## begin Provided entries
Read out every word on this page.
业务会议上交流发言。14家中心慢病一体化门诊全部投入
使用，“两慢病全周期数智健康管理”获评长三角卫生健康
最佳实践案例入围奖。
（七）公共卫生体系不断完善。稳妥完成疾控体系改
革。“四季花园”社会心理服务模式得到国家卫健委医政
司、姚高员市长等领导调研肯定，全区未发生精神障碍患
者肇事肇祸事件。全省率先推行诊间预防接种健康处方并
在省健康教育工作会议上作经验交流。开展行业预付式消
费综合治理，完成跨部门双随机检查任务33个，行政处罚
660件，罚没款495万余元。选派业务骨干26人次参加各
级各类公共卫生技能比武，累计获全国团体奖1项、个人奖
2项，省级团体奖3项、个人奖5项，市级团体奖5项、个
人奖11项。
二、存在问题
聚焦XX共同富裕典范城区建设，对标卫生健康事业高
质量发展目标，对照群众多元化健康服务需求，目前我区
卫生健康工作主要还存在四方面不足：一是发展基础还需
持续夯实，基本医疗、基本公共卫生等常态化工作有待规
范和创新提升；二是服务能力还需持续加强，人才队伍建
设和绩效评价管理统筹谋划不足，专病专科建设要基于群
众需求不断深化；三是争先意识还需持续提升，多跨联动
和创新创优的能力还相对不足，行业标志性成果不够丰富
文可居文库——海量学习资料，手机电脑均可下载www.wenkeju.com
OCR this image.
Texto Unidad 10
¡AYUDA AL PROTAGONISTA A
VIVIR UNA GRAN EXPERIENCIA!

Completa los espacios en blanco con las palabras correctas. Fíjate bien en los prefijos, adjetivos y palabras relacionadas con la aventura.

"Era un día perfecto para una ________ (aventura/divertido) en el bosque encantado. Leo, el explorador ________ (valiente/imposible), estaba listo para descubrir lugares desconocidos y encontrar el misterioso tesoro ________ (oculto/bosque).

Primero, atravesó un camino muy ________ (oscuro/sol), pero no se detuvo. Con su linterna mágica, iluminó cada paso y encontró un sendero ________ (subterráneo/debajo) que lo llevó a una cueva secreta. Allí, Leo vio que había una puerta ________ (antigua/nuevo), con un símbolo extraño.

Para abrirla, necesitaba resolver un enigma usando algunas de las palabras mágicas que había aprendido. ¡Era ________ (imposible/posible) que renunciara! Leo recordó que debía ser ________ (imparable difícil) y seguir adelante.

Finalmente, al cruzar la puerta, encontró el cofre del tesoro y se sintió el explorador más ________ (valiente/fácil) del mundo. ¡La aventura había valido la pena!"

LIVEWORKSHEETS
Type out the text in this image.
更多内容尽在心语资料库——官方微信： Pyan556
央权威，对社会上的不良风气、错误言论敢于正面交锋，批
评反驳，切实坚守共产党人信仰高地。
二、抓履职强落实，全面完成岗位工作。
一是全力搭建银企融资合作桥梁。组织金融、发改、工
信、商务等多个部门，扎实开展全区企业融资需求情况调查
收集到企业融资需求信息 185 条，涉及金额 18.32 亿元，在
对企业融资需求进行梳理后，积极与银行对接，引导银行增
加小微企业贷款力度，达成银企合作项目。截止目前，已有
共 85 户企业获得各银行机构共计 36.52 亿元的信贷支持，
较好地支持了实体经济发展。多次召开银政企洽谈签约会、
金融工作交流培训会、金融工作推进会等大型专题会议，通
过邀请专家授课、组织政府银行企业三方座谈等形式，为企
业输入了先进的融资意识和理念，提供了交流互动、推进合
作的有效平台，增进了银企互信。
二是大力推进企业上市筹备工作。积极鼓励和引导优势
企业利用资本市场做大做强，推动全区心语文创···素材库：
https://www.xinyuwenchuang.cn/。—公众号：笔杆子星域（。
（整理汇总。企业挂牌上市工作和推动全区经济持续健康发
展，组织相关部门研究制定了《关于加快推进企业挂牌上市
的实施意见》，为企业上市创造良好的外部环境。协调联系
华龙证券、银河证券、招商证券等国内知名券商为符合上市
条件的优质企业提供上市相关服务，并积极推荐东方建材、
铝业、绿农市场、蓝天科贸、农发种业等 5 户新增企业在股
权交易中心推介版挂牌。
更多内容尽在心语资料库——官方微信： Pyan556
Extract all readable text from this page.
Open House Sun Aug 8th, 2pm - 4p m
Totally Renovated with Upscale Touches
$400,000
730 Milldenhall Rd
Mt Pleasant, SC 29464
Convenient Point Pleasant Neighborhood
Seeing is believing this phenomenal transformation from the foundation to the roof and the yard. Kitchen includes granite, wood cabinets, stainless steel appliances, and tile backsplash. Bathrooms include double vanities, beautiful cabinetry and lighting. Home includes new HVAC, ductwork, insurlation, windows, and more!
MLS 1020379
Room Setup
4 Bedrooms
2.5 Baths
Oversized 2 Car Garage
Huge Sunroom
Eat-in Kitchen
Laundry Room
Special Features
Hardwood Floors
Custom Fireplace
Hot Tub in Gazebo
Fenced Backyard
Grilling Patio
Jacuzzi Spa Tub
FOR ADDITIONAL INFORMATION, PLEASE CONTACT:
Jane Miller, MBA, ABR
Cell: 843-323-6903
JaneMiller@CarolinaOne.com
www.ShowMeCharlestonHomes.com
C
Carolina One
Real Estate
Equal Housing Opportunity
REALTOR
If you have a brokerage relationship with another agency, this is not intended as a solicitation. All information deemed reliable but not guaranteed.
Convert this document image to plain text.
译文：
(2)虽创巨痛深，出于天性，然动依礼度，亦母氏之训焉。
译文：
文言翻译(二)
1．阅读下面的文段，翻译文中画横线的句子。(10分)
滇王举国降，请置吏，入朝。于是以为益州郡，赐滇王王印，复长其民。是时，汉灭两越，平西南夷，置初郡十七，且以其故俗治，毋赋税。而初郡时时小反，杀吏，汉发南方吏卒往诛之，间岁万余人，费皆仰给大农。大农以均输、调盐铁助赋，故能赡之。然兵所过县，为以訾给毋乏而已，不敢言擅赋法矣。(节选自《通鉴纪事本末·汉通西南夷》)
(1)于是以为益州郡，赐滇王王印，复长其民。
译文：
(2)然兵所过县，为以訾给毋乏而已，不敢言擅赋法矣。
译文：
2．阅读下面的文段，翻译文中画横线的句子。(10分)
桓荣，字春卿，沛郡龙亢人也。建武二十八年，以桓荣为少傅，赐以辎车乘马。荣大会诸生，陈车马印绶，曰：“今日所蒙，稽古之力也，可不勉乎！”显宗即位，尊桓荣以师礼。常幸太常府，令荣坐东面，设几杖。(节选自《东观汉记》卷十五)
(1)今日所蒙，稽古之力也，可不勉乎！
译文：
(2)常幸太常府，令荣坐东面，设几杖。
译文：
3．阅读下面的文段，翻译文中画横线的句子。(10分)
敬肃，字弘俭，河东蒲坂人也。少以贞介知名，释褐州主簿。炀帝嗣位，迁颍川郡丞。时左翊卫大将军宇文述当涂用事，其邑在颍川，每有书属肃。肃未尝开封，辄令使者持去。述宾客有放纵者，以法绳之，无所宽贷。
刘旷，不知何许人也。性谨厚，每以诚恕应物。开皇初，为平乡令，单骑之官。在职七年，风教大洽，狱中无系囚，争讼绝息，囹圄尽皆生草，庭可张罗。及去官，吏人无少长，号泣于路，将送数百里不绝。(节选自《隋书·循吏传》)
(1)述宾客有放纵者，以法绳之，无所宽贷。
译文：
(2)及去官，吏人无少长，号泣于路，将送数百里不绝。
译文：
## end Provided entries
## Aim of the exercise
In the entries above, identify every line with the string "然兵所过县".

## Output for this task
滇王举国降，请置吏，入朝。于是以为益州郡，赐滇王王印，复长其民。是时，汉灭两越，平西南夷，置初郡十七，且以其故俗治，毋赋税。而初郡时时小反，杀吏，汉发南方吏卒往诛之，间岁万余人，费皆仰给大农。大农以均输、调盐铁助赋，故能赡之。然兵所过县，为以訾给毋乏而已，不敢言擅赋法矣。(节选自《通鉴纪事本末·汉通西南夷》)
(2)然兵所过县，为以訾给毋乏而已，不敢言擅赋法矣。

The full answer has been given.